◆ Directions for this task ◆
Identify the lines that contain the string "icon" and report only how many there are.

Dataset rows
=-=-=

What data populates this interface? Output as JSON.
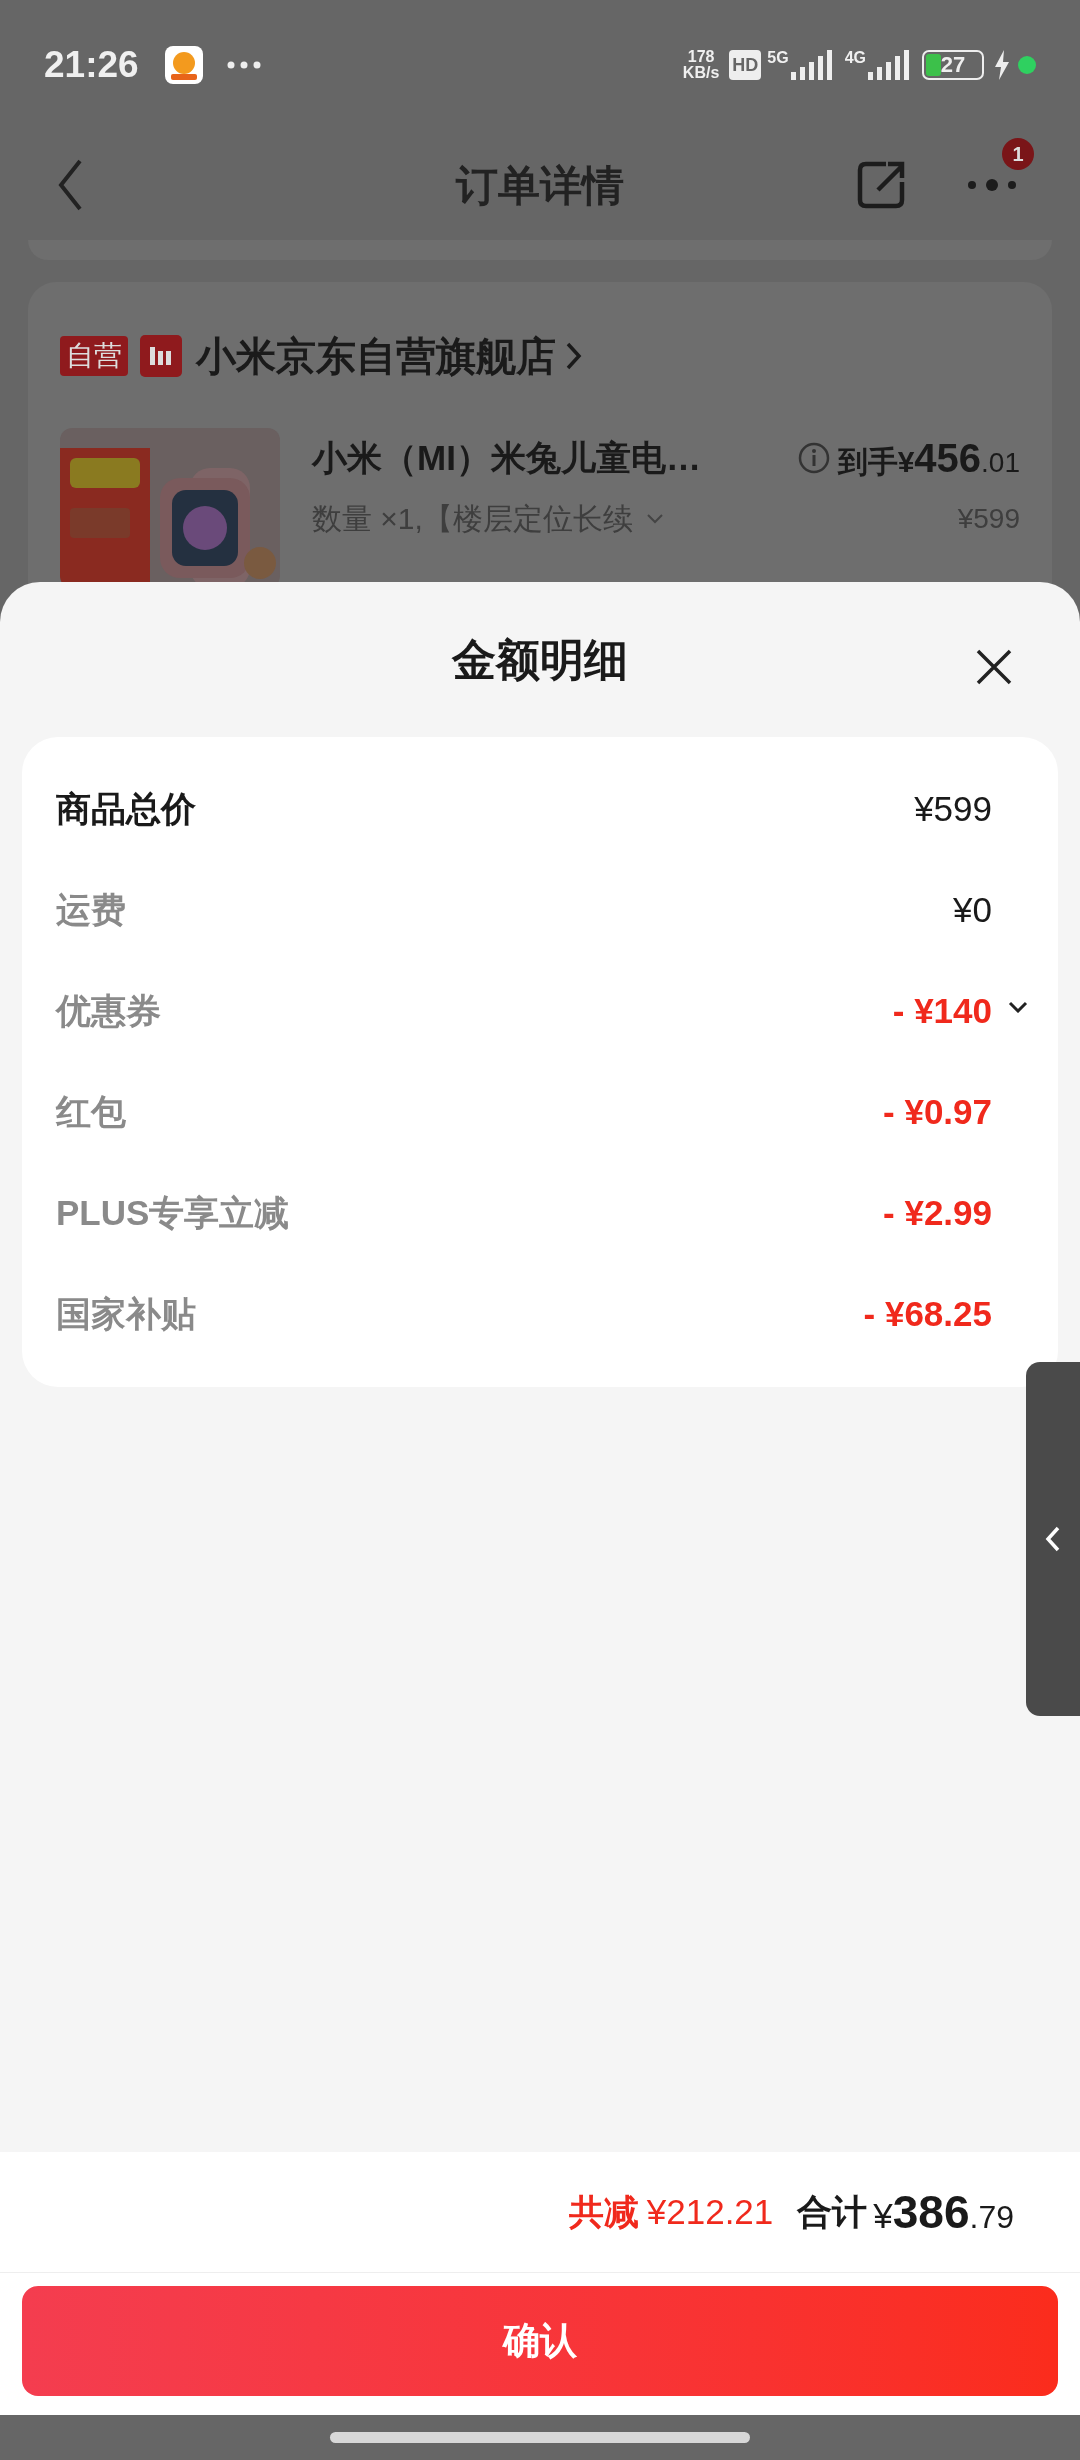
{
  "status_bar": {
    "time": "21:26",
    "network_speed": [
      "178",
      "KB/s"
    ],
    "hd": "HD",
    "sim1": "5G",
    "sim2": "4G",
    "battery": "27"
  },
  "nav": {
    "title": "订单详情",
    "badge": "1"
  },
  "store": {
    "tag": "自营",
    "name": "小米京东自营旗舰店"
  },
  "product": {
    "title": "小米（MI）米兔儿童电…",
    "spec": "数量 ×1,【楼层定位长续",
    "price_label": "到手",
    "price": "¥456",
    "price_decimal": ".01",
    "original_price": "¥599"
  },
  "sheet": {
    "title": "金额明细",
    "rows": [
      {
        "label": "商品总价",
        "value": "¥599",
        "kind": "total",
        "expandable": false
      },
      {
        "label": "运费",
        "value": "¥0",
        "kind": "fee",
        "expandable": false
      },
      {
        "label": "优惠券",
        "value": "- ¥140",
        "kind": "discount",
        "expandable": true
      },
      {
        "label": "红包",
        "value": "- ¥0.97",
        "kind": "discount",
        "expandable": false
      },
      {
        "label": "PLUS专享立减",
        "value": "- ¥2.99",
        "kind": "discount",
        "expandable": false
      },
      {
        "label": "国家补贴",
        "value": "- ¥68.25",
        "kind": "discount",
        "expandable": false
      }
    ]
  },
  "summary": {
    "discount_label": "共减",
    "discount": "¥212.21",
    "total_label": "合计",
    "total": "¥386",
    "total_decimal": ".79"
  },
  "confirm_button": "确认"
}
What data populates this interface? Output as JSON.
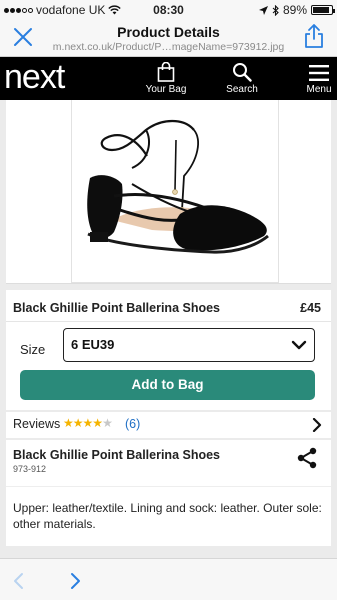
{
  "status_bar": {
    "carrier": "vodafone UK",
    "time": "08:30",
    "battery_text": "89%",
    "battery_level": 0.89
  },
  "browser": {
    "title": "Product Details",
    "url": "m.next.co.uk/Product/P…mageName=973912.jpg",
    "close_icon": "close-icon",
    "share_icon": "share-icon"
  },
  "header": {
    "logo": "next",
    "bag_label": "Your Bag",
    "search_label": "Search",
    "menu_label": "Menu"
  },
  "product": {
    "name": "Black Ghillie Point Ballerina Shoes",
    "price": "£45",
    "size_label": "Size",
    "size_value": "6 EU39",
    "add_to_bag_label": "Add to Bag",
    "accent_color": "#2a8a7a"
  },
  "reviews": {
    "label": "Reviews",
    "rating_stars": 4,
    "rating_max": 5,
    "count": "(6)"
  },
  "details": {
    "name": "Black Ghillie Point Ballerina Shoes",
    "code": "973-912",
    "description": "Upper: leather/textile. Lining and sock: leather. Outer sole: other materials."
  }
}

=-=-=

◆ Exercise answer ◆
2